**DIRECTIONS FOR THIS TASK:** Pick out and copy every line below that has the word "Correction".
** Start EXERCISE MATERIAL **
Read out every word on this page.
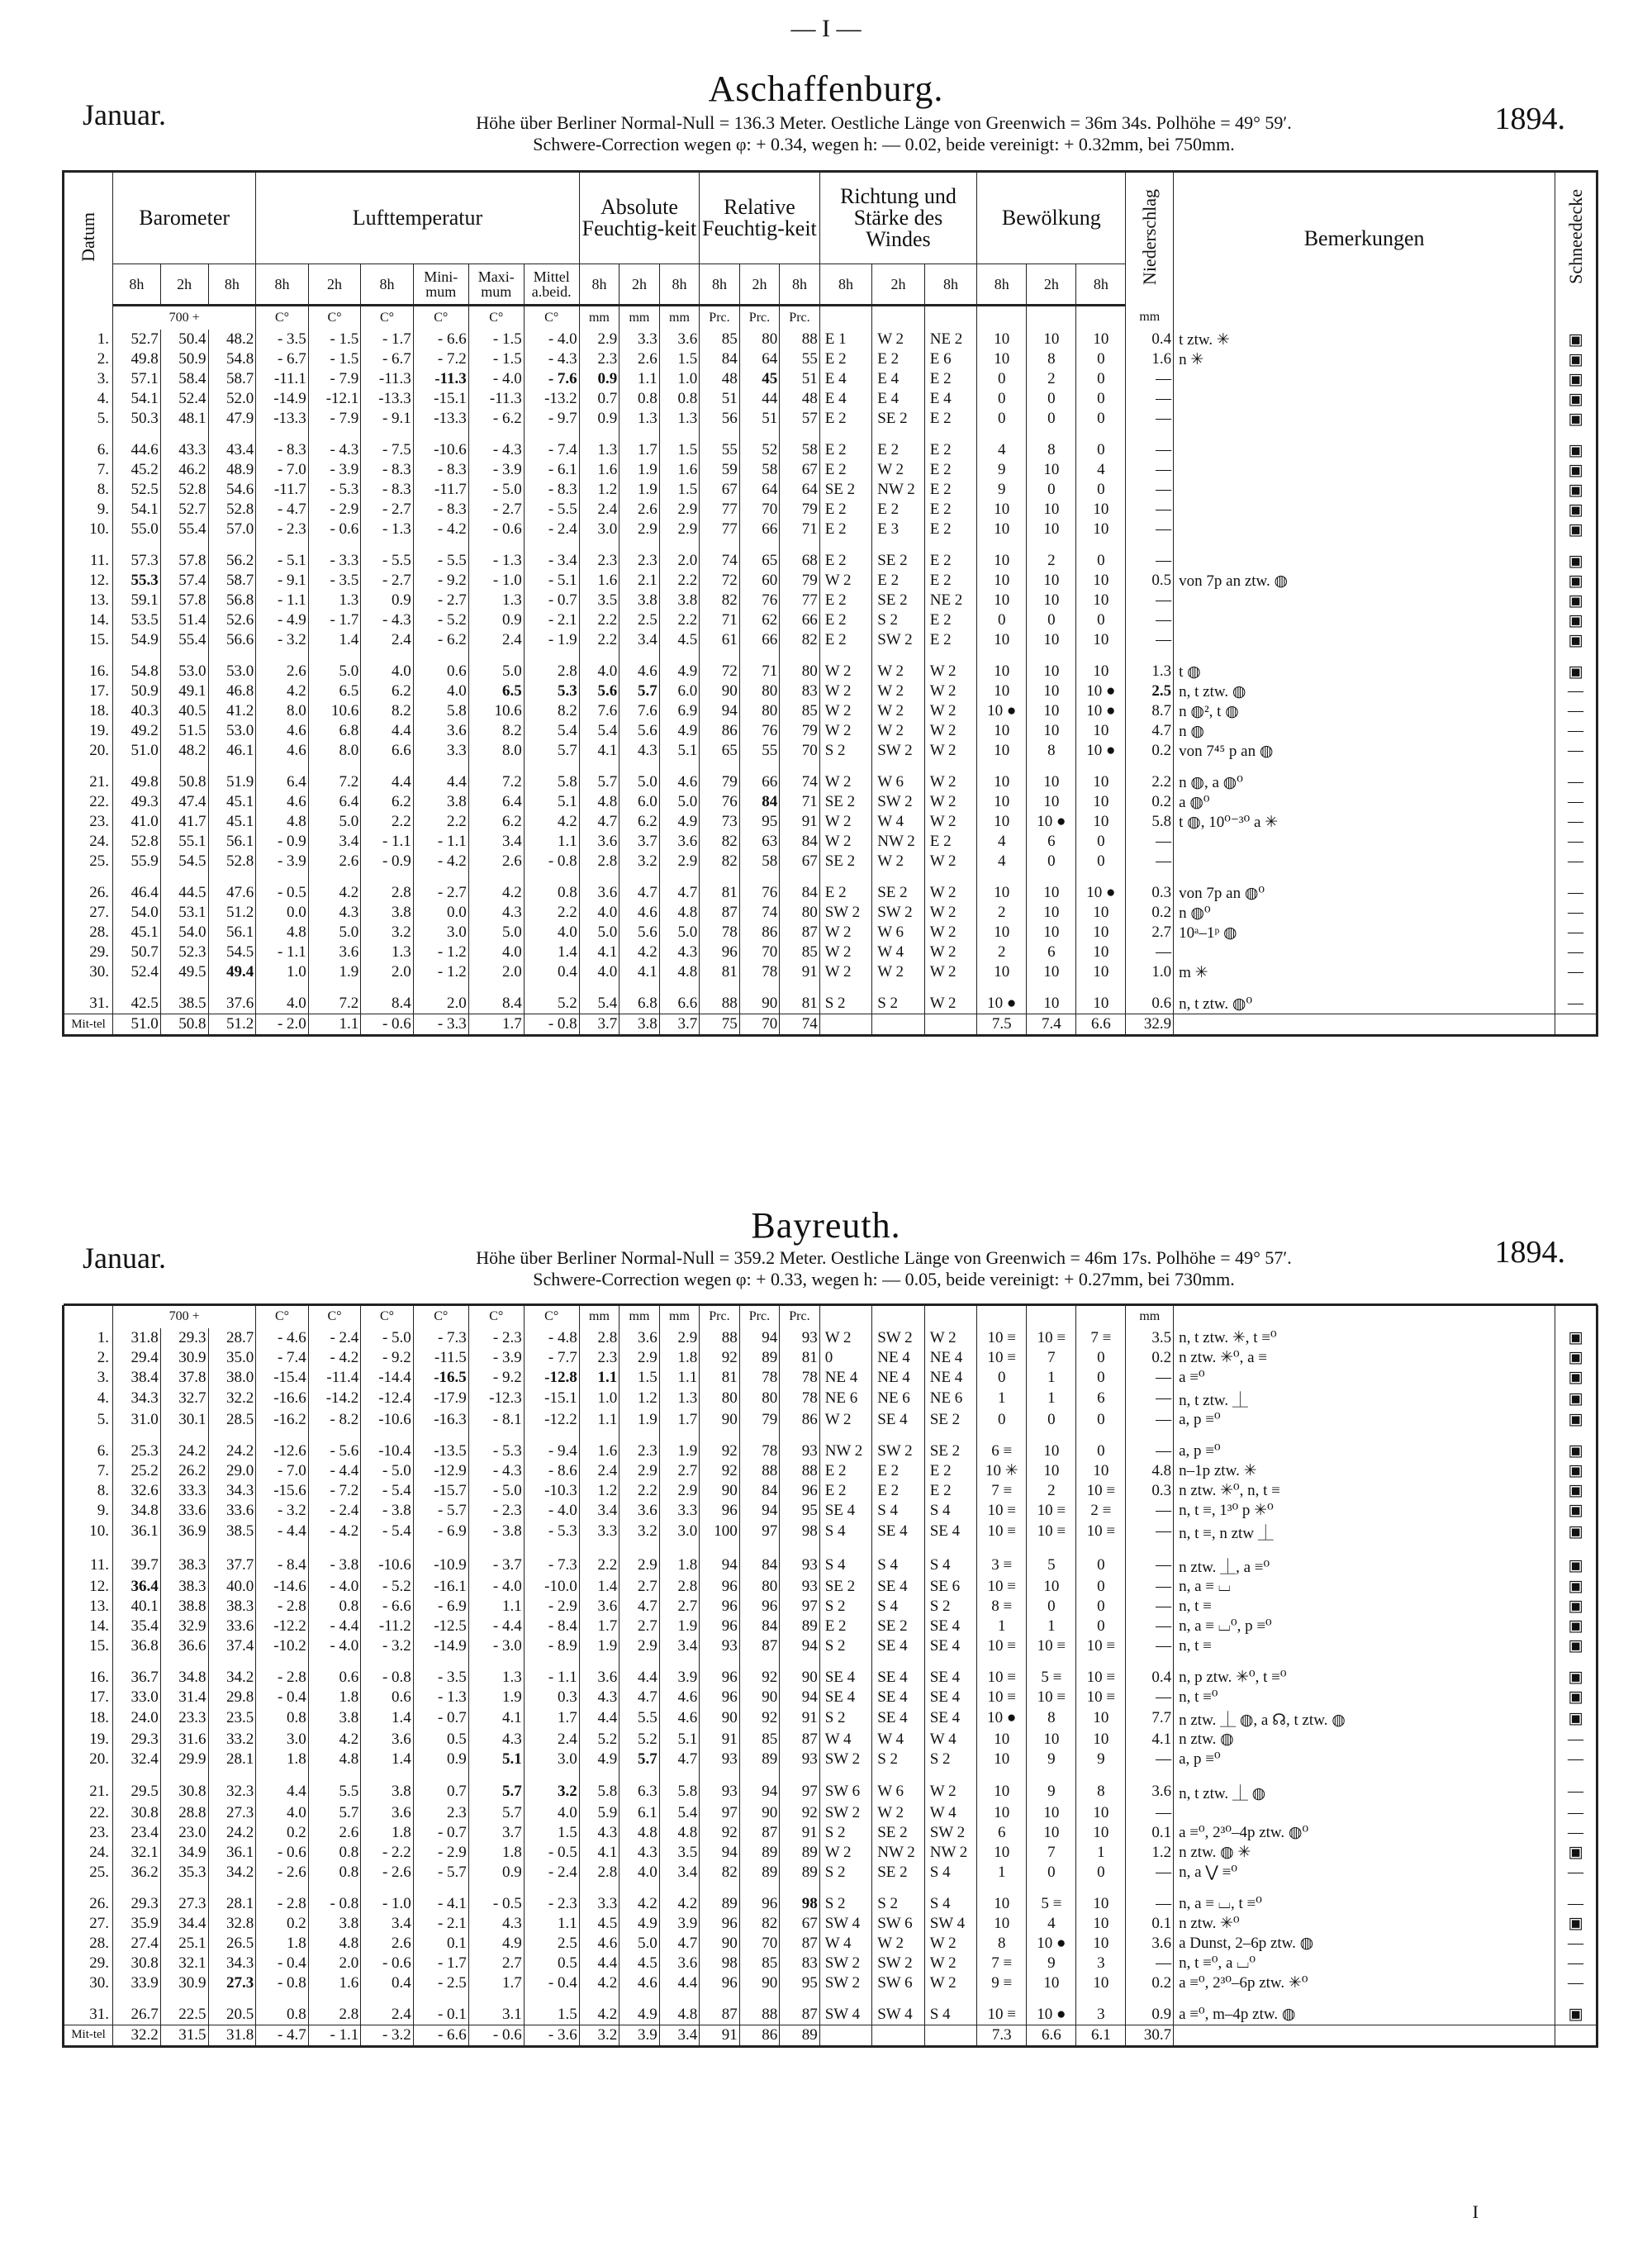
— I —
Aschaffenburg.
Januar.	1894.
Höhe über Berliner Normal-Null = 136.3 Meter. Oestliche Länge von Greenwich = 36m 34s. Polhöhe = 49° 59′.
Schwere-Correction wegen φ: + 0.34, wegen h: — 0.02, beide vereinigt: + 0.32mm, bei 750mm.
Datum	Barometer			Lufttemperatur						Absolute Feuchtig-keit			Relative Feuchtig-keit			Richtung und Stärke des Windes			Bewölkung			Niederschlag	Bemerkungen	Schneedecke
	8h	2h	8h	8h	2h	8h	Mini-mum	Maxi-mum	Mittel a.beid.	8h	2h	8h	8h	2h	8h	8h	2h	8h	8h	2h	8h			
	700 +			C°	C°	C°	C°	C°	C°	mm	mm	mm	Prc.	Prc.	Prc.							mm		
1.	52.7	50.4	48.2	- 3.5	- 1.5	- 1.7	- 6.6	- 1.5	- 4.0	2.9	3.3	3.6	85	80	88	E 1	W 2	NE 2	10	10	10	0.4	t ztw. ✳	▣
2.	49.8	50.9	54.8	- 6.7	- 1.5	- 6.7	- 7.2	- 1.5	- 4.3	2.3	2.6	1.5	84	64	55	E 2	E 2	E 6	10	8	0	1.6	n ✳	▣
3.	57.1	58.4	58.7	-11.1	- 7.9	-11.3	-11.3	- 4.0	- 7.6	0.9	1.1	1.0	48	45	51	E 4	E 4	E 2	0	2	0	—		▣
4.	54.1	52.4	52.0	-14.9	-12.1	-13.3	-15.1	-11.3	-13.2	0.7	0.8	0.8	51	44	48	E 4	E 4	E 4	0	0	0	—		▣
5.	50.3	48.1	47.9	-13.3	- 7.9	- 9.1	-13.3	- 6.2	- 9.7	0.9	1.3	1.3	56	51	57	E 2	SE 2	E 2	0	0	0	—		▣
6.	44.6	43.3	43.4	- 8.3	- 4.3	- 7.5	-10.6	- 4.3	- 7.4	1.3	1.7	1.5	55	52	58	E 2	E 2	E 2	4	8	0	—		▣
7.	45.2	46.2	48.9	- 7.0	- 3.9	- 8.3	- 8.3	- 3.9	- 6.1	1.6	1.9	1.6	59	58	67	E 2	W 2	E 2	9	10	4	—		▣
8.	52.5	52.8	54.6	-11.7	- 5.3	- 8.3	-11.7	- 5.0	- 8.3	1.2	1.9	1.5	67	64	64	SE 2	NW 2	E 2	9	0	0	—		▣
9.	54.1	52.7	52.8	- 4.7	- 2.9	- 2.7	- 8.3	- 2.7	- 5.5	2.4	2.6	2.9	77	70	79	E 2	E 2	E 2	10	10	10	—		▣
10.	55.0	55.4	57.0	- 2.3	- 0.6	- 1.3	- 4.2	- 0.6	- 2.4	3.0	2.9	2.9	77	66	71	E 2	E 3	E 2	10	10	10	—		▣
11.	57.3	57.8	56.2	- 5.1	- 3.3	- 5.5	- 5.5	- 1.3	- 3.4	2.3	2.3	2.0	74	65	68	E 2	SE 2	E 2	10	2	0	—		▣
12.	55.3	57.4	58.7	- 9.1	- 3.5	- 2.7	- 9.2	- 1.0	- 5.1	1.6	2.1	2.2	72	60	79	W 2	E 2	E 2	10	10	10	0.5	von 7p an ztw. ◍	▣
13.	59.1	57.8	56.8	- 1.1	1.3	0.9	- 2.7	1.3	- 0.7	3.5	3.8	3.8	82	76	77	E 2	SE 2	NE 2	10	10	10	—		▣
14.	53.5	51.4	52.6	- 4.9	- 1.7	- 4.3	- 5.2	0.9	- 2.1	2.2	2.5	2.2	71	62	66	E 2	S 2	E 2	0	0	0	—		▣
15.	54.9	55.4	56.6	- 3.2	1.4	2.4	- 6.2	2.4	- 1.9	2.2	3.4	4.5	61	66	82	E 2	SW 2	E 2	10	10	10	—		▣
16.	54.8	53.0	53.0	2.6	5.0	4.0	0.6	5.0	2.8	4.0	4.6	4.9	72	71	80	W 2	W 2	W 2	10	10	10	1.3	t ◍	▣
17.	50.9	49.1	46.8	4.2	6.5	6.2	4.0	6.5	5.3	5.6	5.7	6.0	90	80	83	W 2	W 2	W 2	10	10	10 ●	2.5	n, t ztw. ◍	—
18.	40.3	40.5	41.2	8.0	10.6	8.2	5.8	10.6	8.2	7.6	7.6	6.9	94	80	85	W 2	W 2	W 2	10 ●	10	10 ●	8.7	n ◍², t ◍	—
19.	49.2	51.5	53.0	4.6	6.8	4.4	3.6	8.2	5.4	5.4	5.6	4.9	86	76	79	W 2	W 2	W 2	10	10	10	4.7	n ◍	—
20.	51.0	48.2	46.1	4.6	8.0	6.6	3.3	8.0	5.7	4.1	4.3	5.1	65	55	70	S 2	SW 2	W 2	10	8	10 ●	0.2	von 7⁴⁵ p an ◍	—
21.	49.8	50.8	51.9	6.4	7.2	4.4	4.4	7.2	5.8	5.7	5.0	4.6	79	66	74	W 2	W 6	W 2	10	10	10	2.2	n ◍, a ◍⁰	—
22.	49.3	47.4	45.1	4.6	6.4	6.2	3.8	6.4	5.1	4.8	6.0	5.0	76	84	71	SE 2	SW 2	W 2	10	10	10	0.2	a ◍⁰	—
23.	41.0	41.7	45.1	4.8	5.0	2.2	2.2	6.2	4.2	4.7	6.2	4.9	73	95	91	W 2	W 4	W 2	10	10 ●	10	5.8	t ◍, 10⁰⁻³⁰ a ✳	—
24.	52.8	55.1	56.1	- 0.9	3.4	- 1.1	- 1.1	3.4	1.1	3.6	3.7	3.6	82	63	84	W 2	NW 2	E 2	4	6	0	—		—
25.	55.9	54.5	52.8	- 3.9	2.6	- 0.9	- 4.2	2.6	- 0.8	2.8	3.2	2.9	82	58	67	SE 2	W 2	W 2	4	0	0	—		—
26.	46.4	44.5	47.6	- 0.5	4.2	2.8	- 2.7	4.2	0.8	3.6	4.7	4.7	81	76	84	E 2	SE 2	W 2	10	10	10 ●	0.3	von 7p an ◍⁰	—
27.	54.0	53.1	51.2	0.0	4.3	3.8	0.0	4.3	2.2	4.0	4.6	4.8	87	74	80	SW 2	SW 2	W 2	2	10	10	0.2	n ◍⁰	—
28.	45.1	54.0	56.1	4.8	5.0	3.2	3.0	5.0	4.0	5.0	5.6	5.0	78	86	87	W 2	W 6	W 2	10	10	10	2.7	10ᵃ–1ᵖ ◍	—
29.	50.7	52.3	54.5	- 1.1	3.6	1.3	- 1.2	4.0	1.4	4.1	4.2	4.3	96	70	85	W 2	W 4	W 2	2	6	10	—		—
30.	52.4	49.5	49.4	1.0	1.9	2.0	- 1.2	2.0	0.4	4.0	4.1	4.8	81	78	91	W 2	W 2	W 2	10	10	10	1.0	m ✳	—
31.	42.5	38.5	37.6	4.0	7.2	8.4	2.0	8.4	5.2	5.4	6.8	6.6	88	90	81	S 2	S 2	W 2	10 ●	10	10	0.6	n, t ztw. ◍⁰	—
Mit-tel	51.0	50.8	51.2	- 2.0	1.1	- 0.6	- 3.3	1.7	- 0.8	3.7	3.8	3.7	75	70	74				7.5	7.4	6.6	32.9		
Bayreuth.
Januar.	1894.
Höhe über Berliner Normal-Null = 359.2 Meter. Oestliche Länge von Greenwich = 46m 17s. Polhöhe = 49° 57′.
Schwere-Correction wegen φ: + 0.33, wegen h: — 0.05, beide vereinigt: + 0.27mm, bei 730mm.

	700 +			C°	C°	C°	C°	C°	C°	mm	mm	mm	Prc.	Prc.	Prc.							mm		
1.	31.8	29.3	28.7	- 4.6	- 2.4	- 5.0	- 7.3	- 2.3	- 4.8	2.8	3.6	2.9	88	94	93	W 2	SW 2	W 2	10 ≡	10 ≡	7 ≡	3.5	n, t ztw. ✳, t ≡⁰	▣
2.	29.4	30.9	35.0	- 7.4	- 4.2	- 9.2	-11.5	- 3.9	- 7.7	2.3	2.9	1.8	92	89	81	0	NE 4	NE 4	10 ≡	7	0	0.2	n ztw. ✳⁰, a ≡	▣
3.	38.4	37.8	38.0	-15.4	-11.4	-14.4	-16.5	- 9.2	-12.8	1.1	1.5	1.1	81	78	78	NE 4	NE 4	NE 4	0	1	0	—	a ≡⁰	▣
4.	34.3	32.7	32.2	-16.6	-14.2	-12.4	-17.9	-12.3	-15.1	1.0	1.2	1.3	80	80	78	NE 6	NE 6	NE 6	1	1	6	—	n, t ztw. ⏊	▣
5.	31.0	30.1	28.5	-16.2	- 8.2	-10.6	-16.3	- 8.1	-12.2	1.1	1.9	1.7	90	79	86	W 2	SE 4	SE 2	0	0	0	—	a, p ≡⁰	▣
6.	25.3	24.2	24.2	-12.6	- 5.6	-10.4	-13.5	- 5.3	- 9.4	1.6	2.3	1.9	92	78	93	NW 2	SW 2	SE 2	6 ≡	10	0	—	a, p ≡⁰	▣
7.	25.2	26.2	29.0	- 7.0	- 4.4	- 5.0	-12.9	- 4.3	- 8.6	2.4	2.9	2.7	92	88	88	E 2	E 2	E 2	10 ✳	10	10	4.8	n–1p ztw. ✳	▣
8.	32.6	33.3	34.3	-15.6	- 7.2	- 5.4	-15.7	- 5.0	-10.3	1.2	2.2	2.9	90	84	96	E 2	E 2	E 2	7 ≡	2	10 ≡	0.3	n ztw. ✳⁰, n, t ≡	▣
9.	34.8	33.6	33.6	- 3.2	- 2.4	- 3.8	- 5.7	- 2.3	- 4.0	3.4	3.6	3.3	96	94	95	SE 4	S 4	S 4	10 ≡	10 ≡	2 ≡	—	n, t ≡, 1³⁰ p ✳⁰	▣
10.	36.1	36.9	38.5	- 4.4	- 4.2	- 5.4	- 6.9	- 3.8	- 5.3	3.3	3.2	3.0	100	97	98	S 4	SE 4	SE 4	10 ≡	10 ≡	10 ≡	—	n, t ≡, n ztw ⏊	▣
11.	39.7	38.3	37.7	- 8.4	- 3.8	-10.6	-10.9	- 3.7	- 7.3	2.2	2.9	1.8	94	84	93	S 4	S 4	S 4	3 ≡	5	0	—	n ztw. ⏊, a ≡⁰	▣
12.	36.4	38.3	40.0	-14.6	- 4.0	- 5.2	-16.1	- 4.0	-10.0	1.4	2.7	2.8	96	80	93	SE 2	SE 4	SE 6	10 ≡	10	0	—	n, a ≡ ⌴	▣
13.	40.1	38.8	38.3	- 2.8	0.8	- 6.6	- 6.9	1.1	- 2.9	3.6	4.7	2.7	96	96	97	S 2	S 4	S 2	8 ≡	0	0	—	n, t ≡	▣
14.	35.4	32.9	33.6	-12.2	- 4.4	-11.2	-12.5	- 4.4	- 8.4	1.7	2.7	1.9	96	84	89	E 2	SE 2	SE 4	1	1	0	—	n, a ≡ ⌴⁰, p ≡⁰	▣
15.	36.8	36.6	37.4	-10.2	- 4.0	- 3.2	-14.9	- 3.0	- 8.9	1.9	2.9	3.4	93	87	94	S 2	SE 4	SE 4	10 ≡	10 ≡	10 ≡	—	n, t ≡	▣
16.	36.7	34.8	34.2	- 2.8	0.6	- 0.8	- 3.5	1.3	- 1.1	3.6	4.4	3.9	96	92	90	SE 4	SE 4	SE 4	10 ≡	5 ≡	10 ≡	0.4	n, p ztw. ✳⁰, t ≡⁰	▣
17.	33.0	31.4	29.8	- 0.4	1.8	0.6	- 1.3	1.9	0.3	4.3	4.7	4.6	96	90	94	SE 4	SE 4	SE 4	10 ≡	10 ≡	10 ≡	—	n, t ≡⁰	▣
18.	24.0	23.3	23.5	0.8	3.8	1.4	- 0.7	4.1	1.7	4.4	5.5	4.6	90	92	91	S 2	SE 4	SE 4	10 ●	8	10	7.7	n ztw. ⏊ ◍, a ☊, t ztw. ◍	▣
19.	29.3	31.6	33.2	3.0	4.2	3.6	0.5	4.3	2.4	5.2	5.2	5.1	91	85	87	W 4	W 4	W 4	10	10	10	4.1	n ztw. ◍	—
20.	32.4	29.9	28.1	1.8	4.8	1.4	0.9	5.1	3.0	4.9	5.7	4.7	93	89	93	SW 2	S 2	S 2	10	9	9	—	a, p ≡⁰	—
21.	29.5	30.8	32.3	4.4	5.5	3.8	0.7	5.7	3.2	5.8	6.3	5.8	93	94	97	SW 6	W 6	W 2	10	9	8	3.6	n, t ztw. ⏊ ◍	—
22.	30.8	28.8	27.3	4.0	5.7	3.6	2.3	5.7	4.0	5.9	6.1	5.4	97	90	92	SW 2	W 2	W 4	10	10	10	—		—
23.	23.4	23.0	24.2	0.2	2.6	1.8	- 0.7	3.7	1.5	4.3	4.8	4.8	92	87	91	S 2	SE 2	SW 2	6	10	10	0.1	a ≡⁰, 2³⁰–4p ztw. ◍⁰	—
24.	32.1	34.9	36.1	- 0.6	0.8	- 2.2	- 2.9	1.8	- 0.5	4.1	4.3	3.5	94	89	89	W 2	NW 2	NW 2	10	7	1	1.2	n ztw. ◍ ✳	▣
25.	36.2	35.3	34.2	- 2.6	0.8	- 2.6	- 5.7	0.9	- 2.4	2.8	4.0	3.4	82	89	89	S 2	SE 2	S 4	1	0	0	—	n, a ⋁ ≡⁰	—
26.	29.3	27.3	28.1	- 2.8	- 0.8	- 1.0	- 4.1	- 0.5	- 2.3	3.3	4.2	4.2	89	96	98	S 2	S 2	S 4	10	5 ≡	10	—	n, a ≡ ⌴, t ≡⁰	—
27.	35.9	34.4	32.8	0.2	3.8	3.4	- 2.1	4.3	1.1	4.5	4.9	3.9	96	82	67	SW 4	SW 6	SW 4	10	4	10	0.1	n ztw. ✳⁰	▣
28.	27.4	25.1	26.5	1.8	4.8	2.6	0.1	4.9	2.5	4.6	5.0	4.7	90	70	87	W 4	W 2	W 2	8	10 ●	10	3.6	a Dunst, 2–6p ztw. ◍	—
29.	30.8	32.1	34.3	- 0.4	2.0	- 0.6	- 1.7	2.7	0.5	4.4	4.5	3.6	98	85	83	SW 2	SW 2	W 2	7 ≡	9	3	—	n, t ≡⁰, a ⌴⁰	—
30.	33.9	30.9	27.3	- 0.8	1.6	0.4	- 2.5	1.7	- 0.4	4.2	4.6	4.4	96	90	95	SW 2	SW 6	W 2	9 ≡	10	10	0.2	a ≡⁰, 2³⁰–6p ztw. ✳⁰	—
31.	26.7	22.5	20.5	0.8	2.8	2.4	- 0.1	3.1	1.5	4.2	4.9	4.8	87	88	87	SW 4	SW 4	S 4	10 ≡	10 ●	3	0.9	a ≡⁰, m–4p ztw. ◍	▣
Mit-tel	32.2	31.5	31.8	- 4.7	- 1.1	- 3.2	- 6.6	- 0.6	- 3.6	3.2	3.9	3.4	91	86	89				7.3	6.6	6.1	30.7		
I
** End EXERCISE MATERIAL **
**EXPECTED OUTPUT:**
Schwere-Correction wegen φ: + 0.34, wegen h: — 0.02, beide vereinigt: + 0.32mm, bei 750mm.
Schwere-Correction wegen φ: + 0.33, wegen h: — 0.05, beide vereinigt: + 0.27mm, bei 730mm.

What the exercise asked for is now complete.